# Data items
■ ■ ■ ■

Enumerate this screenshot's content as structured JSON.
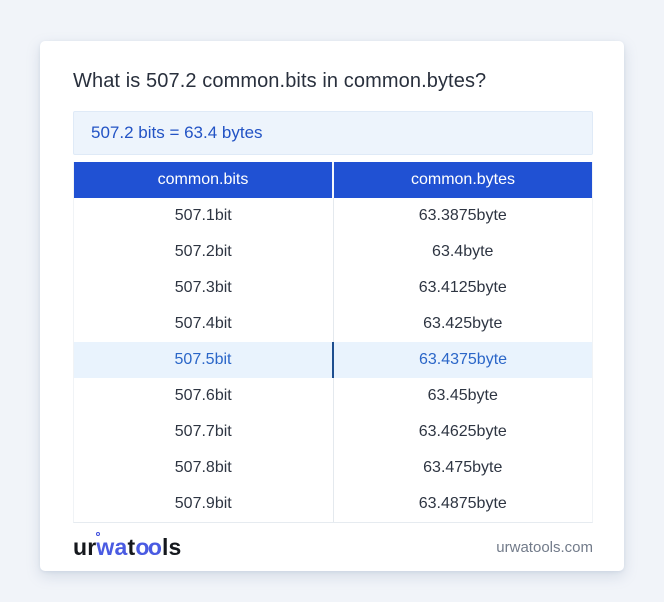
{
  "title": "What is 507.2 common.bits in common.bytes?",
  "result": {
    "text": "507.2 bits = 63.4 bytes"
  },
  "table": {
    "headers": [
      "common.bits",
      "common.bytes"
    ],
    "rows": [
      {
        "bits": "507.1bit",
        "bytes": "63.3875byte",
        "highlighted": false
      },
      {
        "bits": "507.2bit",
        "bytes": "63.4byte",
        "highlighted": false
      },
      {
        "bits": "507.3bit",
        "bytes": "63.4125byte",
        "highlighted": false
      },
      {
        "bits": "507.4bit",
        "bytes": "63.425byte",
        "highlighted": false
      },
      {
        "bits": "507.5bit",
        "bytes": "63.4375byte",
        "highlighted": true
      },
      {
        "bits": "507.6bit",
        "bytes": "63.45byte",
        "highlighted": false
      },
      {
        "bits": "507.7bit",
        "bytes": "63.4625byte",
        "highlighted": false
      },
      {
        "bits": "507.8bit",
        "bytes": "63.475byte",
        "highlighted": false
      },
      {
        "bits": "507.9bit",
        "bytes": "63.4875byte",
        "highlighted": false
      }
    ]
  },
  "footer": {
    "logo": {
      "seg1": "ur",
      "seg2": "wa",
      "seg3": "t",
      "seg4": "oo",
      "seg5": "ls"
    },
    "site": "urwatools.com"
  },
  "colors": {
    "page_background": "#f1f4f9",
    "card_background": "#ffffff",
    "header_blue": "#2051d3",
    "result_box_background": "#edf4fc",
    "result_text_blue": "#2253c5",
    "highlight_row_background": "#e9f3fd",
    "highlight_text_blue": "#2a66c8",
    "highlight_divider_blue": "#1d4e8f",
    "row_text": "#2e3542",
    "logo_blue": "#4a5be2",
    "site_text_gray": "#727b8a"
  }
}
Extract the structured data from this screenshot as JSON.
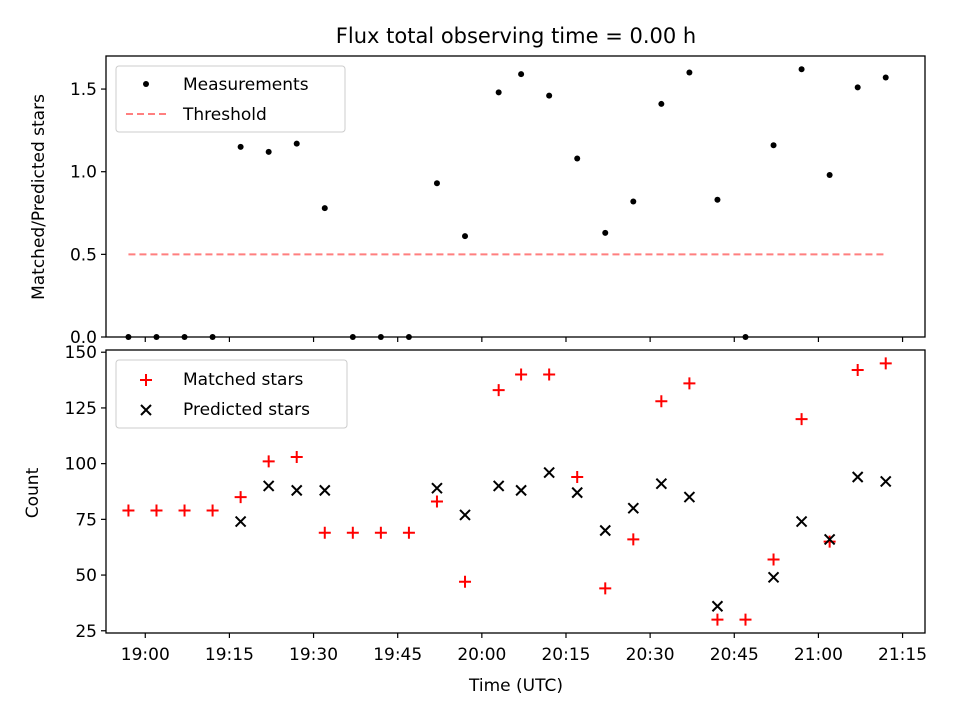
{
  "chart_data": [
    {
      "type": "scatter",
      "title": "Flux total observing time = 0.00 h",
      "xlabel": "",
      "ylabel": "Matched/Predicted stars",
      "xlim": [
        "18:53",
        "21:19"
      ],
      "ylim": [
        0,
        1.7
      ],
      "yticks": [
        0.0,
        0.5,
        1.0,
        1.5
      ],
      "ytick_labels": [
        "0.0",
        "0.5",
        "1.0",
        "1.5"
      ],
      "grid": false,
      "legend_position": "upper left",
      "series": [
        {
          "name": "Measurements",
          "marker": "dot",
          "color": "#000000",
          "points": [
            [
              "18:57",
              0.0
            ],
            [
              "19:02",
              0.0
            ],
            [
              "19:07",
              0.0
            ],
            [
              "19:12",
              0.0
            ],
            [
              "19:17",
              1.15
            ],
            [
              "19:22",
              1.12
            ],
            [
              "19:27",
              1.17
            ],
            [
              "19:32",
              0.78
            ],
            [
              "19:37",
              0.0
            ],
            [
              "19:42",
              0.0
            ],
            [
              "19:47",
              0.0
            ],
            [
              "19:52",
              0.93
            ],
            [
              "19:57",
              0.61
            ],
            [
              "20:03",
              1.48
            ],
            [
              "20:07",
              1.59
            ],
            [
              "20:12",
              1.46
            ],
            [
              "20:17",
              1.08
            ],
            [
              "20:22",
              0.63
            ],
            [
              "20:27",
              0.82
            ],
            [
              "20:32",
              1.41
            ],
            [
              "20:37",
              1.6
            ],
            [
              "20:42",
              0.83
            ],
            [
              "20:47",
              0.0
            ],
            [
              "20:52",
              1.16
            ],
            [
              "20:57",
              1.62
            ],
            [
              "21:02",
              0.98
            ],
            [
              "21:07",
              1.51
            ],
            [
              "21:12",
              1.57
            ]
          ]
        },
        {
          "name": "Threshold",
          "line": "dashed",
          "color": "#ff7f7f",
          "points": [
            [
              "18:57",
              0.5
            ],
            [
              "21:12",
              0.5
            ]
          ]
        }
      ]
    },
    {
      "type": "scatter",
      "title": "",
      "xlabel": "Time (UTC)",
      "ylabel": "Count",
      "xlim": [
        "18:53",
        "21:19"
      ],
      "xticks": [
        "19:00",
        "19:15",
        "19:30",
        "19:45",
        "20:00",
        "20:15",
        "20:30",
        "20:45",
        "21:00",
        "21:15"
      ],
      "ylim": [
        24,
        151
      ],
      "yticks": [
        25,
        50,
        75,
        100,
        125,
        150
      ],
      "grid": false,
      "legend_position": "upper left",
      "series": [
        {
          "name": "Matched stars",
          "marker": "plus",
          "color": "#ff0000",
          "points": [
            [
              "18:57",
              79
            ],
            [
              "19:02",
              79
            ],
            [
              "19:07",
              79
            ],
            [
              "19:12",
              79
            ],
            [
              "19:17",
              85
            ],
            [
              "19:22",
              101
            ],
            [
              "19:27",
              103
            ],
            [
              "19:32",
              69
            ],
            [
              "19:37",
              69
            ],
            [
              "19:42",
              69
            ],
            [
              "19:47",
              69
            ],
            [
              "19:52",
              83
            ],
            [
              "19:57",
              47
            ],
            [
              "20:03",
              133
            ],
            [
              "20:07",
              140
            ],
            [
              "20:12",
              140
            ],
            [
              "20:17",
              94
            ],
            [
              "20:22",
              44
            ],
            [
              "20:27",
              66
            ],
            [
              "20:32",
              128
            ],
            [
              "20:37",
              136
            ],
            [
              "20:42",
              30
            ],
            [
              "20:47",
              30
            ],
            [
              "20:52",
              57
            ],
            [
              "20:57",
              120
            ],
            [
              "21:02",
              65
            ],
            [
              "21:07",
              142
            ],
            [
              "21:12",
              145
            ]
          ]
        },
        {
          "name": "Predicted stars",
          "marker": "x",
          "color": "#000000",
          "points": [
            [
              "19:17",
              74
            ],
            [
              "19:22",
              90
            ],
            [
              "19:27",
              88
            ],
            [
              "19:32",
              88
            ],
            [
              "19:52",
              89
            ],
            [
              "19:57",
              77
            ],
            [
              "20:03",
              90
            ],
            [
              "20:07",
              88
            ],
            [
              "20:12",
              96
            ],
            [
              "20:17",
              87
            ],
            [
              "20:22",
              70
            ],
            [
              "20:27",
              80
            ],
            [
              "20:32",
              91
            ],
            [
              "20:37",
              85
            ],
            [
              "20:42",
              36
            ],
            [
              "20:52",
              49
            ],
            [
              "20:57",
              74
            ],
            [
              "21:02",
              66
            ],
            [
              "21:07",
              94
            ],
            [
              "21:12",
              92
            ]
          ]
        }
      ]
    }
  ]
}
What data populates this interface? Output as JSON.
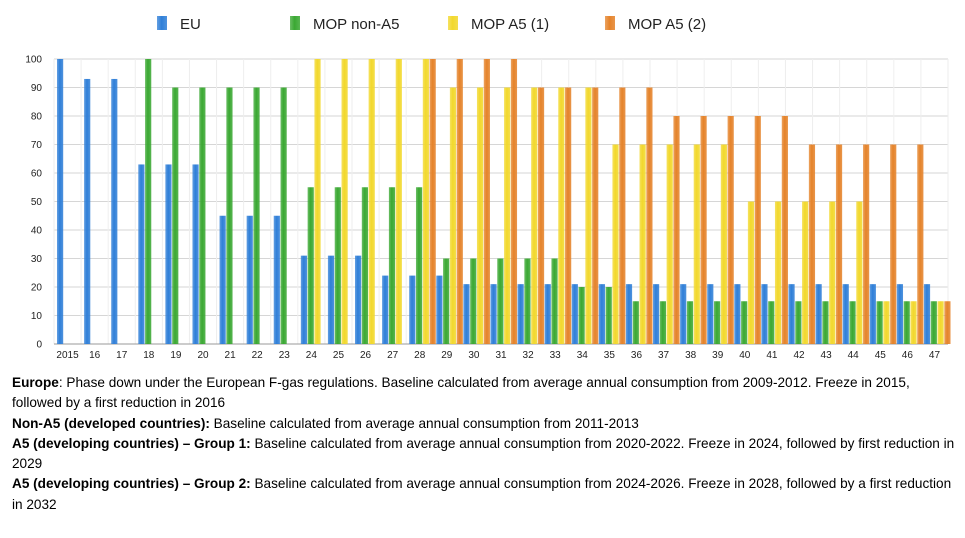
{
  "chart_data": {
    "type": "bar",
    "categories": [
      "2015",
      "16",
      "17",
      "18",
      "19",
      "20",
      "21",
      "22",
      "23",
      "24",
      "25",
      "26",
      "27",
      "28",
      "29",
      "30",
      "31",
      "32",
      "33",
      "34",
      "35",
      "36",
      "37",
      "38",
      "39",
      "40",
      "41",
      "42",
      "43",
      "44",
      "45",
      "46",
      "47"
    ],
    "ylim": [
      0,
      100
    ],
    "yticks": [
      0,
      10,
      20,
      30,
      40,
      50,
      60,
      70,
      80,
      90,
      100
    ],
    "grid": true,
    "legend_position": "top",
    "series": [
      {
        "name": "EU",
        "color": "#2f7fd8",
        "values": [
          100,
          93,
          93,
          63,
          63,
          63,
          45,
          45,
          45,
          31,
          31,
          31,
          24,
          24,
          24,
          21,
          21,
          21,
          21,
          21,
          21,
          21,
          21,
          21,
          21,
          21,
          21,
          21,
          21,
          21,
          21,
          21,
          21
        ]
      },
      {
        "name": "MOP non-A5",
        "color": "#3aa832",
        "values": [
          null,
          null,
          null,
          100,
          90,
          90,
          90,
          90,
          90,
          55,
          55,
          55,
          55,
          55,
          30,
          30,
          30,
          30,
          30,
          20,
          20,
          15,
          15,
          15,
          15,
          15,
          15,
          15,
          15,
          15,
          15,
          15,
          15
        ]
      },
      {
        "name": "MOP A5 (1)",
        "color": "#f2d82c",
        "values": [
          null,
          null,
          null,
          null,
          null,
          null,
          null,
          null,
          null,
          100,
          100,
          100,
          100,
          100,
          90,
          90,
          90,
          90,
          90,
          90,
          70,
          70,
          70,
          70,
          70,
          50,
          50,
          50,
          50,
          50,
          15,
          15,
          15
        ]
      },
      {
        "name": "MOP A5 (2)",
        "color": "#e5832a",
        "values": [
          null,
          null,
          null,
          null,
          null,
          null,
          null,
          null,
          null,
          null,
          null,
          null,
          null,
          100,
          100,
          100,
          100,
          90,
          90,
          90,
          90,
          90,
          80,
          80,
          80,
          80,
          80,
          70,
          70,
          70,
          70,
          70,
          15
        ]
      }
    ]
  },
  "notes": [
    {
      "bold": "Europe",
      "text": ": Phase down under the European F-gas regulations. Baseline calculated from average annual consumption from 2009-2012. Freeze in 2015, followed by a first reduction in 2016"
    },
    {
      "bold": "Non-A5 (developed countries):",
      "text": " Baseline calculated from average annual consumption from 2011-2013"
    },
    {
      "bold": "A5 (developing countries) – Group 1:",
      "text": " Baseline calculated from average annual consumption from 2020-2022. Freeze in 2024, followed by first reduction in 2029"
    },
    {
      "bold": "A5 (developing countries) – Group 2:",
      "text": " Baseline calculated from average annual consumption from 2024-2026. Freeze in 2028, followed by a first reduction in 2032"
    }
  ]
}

■ ■ ■ ■

# WHAT THE EXERCISE ASKS
Collect every line with the string "title" from the records, and copy each.

# FINAL ANSWER
  "title": "What is 507.2 common.bits in common.bytes?",
      "title": "Flux total observing time = 0.00 h",
      "title": "",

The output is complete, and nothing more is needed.